● **Instructions for the task**: Without the pictures, return all of the material exactly as written.

● **Stored entries**:
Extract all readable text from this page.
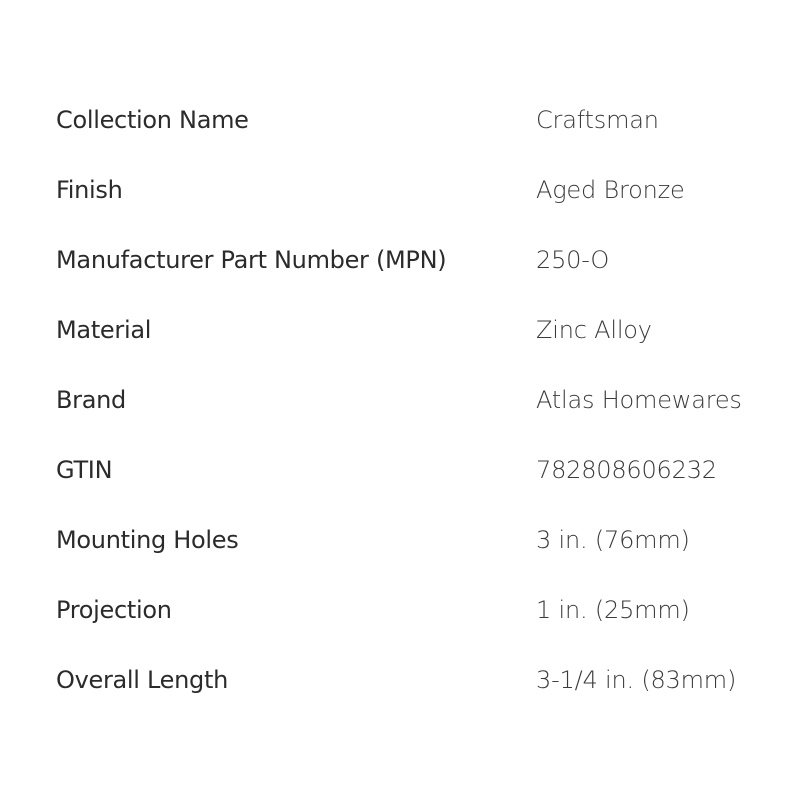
Collection Name	Craftsman
Finish	Aged Bronze
Manufacturer Part Number (MPN)	250-O
Material	Zinc Alloy
Brand	Atlas Homewares
GTIN	782808606232
Mounting Holes	3 in. (76mm)
Projection	1 in. (25mm)
Overall Length	3-1/4 in. (83mm)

● **Exercise response**:
Extract all readable text from this page.
Collection Name	Craftsman
Finish	Aged Bronze
Manufacturer Part Number (MPN)	250-O
Material	Zinc Alloy
Brand	Atlas Homewares
GTIN	782808606232
Mounting Holes	3 in. (76mm)
Projection	1 in. (25mm)
Overall Length	3-1/4 in. (83mm)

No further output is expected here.